[Start]
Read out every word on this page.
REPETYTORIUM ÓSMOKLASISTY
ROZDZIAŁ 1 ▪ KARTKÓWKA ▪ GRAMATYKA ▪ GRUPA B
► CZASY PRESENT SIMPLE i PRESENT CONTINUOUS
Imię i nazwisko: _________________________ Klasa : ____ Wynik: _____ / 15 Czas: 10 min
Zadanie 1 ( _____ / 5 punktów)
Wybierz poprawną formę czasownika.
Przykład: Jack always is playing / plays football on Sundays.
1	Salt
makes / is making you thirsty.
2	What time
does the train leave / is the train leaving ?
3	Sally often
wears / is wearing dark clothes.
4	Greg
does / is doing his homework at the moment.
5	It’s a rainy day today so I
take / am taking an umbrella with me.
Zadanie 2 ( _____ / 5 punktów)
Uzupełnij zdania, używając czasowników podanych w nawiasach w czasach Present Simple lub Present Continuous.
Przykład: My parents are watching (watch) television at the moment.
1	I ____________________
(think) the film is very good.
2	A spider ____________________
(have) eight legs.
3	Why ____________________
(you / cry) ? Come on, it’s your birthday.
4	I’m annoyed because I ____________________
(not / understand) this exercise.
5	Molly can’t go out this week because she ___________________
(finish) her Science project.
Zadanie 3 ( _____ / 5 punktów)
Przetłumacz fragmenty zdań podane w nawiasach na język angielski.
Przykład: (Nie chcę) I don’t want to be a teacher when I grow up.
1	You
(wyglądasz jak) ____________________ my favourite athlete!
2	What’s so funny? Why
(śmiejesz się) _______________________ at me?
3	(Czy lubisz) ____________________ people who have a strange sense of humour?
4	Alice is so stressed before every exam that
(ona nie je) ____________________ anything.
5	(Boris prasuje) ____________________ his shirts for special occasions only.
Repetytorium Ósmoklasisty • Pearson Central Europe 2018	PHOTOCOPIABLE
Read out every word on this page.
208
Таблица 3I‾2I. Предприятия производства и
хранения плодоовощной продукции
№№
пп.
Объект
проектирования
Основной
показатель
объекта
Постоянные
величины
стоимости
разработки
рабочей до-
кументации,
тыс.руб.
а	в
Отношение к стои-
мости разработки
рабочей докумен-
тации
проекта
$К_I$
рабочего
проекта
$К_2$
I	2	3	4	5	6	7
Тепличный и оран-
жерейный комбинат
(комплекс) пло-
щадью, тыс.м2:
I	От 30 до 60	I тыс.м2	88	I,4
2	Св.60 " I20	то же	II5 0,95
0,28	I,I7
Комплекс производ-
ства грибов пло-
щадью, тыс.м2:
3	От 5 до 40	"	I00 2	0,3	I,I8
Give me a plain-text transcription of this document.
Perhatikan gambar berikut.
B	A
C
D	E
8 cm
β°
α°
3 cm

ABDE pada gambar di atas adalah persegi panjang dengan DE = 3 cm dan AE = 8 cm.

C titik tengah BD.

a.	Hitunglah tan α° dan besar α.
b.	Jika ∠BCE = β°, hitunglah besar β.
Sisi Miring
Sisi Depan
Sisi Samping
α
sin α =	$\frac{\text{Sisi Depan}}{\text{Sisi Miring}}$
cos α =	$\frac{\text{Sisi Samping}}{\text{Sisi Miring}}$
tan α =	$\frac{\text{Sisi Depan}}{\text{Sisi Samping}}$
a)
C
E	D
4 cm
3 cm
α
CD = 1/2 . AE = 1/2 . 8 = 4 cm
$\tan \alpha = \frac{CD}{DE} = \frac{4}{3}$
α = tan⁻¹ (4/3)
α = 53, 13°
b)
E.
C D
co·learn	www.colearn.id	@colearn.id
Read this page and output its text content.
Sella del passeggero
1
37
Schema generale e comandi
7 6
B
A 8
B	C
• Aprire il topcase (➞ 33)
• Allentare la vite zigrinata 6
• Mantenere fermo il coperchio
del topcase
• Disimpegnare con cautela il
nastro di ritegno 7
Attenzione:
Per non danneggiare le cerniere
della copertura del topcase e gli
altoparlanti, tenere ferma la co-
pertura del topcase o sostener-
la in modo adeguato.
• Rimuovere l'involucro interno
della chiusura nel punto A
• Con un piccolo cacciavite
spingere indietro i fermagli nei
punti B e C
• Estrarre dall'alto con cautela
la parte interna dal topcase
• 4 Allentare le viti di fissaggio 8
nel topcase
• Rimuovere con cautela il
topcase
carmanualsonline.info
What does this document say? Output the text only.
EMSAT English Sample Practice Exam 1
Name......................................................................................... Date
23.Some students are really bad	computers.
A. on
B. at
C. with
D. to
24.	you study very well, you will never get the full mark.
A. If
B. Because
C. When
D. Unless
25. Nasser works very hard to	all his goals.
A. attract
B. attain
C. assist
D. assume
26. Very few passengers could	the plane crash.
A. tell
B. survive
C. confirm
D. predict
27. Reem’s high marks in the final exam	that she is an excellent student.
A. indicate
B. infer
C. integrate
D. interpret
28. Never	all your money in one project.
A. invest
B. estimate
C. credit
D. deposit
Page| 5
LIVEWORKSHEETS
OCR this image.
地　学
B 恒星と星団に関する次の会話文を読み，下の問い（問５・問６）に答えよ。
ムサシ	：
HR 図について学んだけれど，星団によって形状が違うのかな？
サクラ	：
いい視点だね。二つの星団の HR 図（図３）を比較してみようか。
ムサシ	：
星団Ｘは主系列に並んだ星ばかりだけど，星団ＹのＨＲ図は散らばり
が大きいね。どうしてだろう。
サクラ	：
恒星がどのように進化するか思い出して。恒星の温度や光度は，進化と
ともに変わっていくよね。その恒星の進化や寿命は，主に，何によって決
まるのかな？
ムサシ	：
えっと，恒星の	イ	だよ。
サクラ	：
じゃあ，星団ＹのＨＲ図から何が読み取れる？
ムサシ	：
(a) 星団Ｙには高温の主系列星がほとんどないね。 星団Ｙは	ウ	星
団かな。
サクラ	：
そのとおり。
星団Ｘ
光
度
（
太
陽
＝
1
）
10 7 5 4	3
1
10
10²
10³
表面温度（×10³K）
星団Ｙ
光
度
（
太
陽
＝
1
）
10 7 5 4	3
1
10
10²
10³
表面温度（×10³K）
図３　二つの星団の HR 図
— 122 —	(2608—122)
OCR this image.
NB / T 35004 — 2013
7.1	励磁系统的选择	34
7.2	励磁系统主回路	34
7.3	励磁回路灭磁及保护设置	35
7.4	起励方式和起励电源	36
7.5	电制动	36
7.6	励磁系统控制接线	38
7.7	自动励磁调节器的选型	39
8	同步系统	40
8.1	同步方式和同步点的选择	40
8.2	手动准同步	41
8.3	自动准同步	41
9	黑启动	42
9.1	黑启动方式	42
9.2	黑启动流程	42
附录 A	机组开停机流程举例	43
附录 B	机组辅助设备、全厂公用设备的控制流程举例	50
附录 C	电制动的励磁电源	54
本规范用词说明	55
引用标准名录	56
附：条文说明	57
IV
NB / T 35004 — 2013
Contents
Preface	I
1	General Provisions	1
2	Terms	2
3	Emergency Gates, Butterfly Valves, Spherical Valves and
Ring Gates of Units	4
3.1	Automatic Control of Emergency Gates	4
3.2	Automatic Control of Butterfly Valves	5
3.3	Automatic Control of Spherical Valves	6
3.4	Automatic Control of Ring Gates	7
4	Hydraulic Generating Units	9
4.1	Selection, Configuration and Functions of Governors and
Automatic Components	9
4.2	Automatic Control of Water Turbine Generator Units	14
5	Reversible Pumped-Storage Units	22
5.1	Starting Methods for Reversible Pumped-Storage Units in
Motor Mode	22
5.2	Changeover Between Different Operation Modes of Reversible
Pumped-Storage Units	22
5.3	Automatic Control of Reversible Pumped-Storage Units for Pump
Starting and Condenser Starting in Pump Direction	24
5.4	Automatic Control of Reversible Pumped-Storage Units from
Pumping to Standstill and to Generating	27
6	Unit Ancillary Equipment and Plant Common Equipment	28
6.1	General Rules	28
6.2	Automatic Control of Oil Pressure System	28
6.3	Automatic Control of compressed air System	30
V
[End]
Each line containing the word "project" counts once; say how many such lines there are, giving only the number.

=== Exercise output ===
2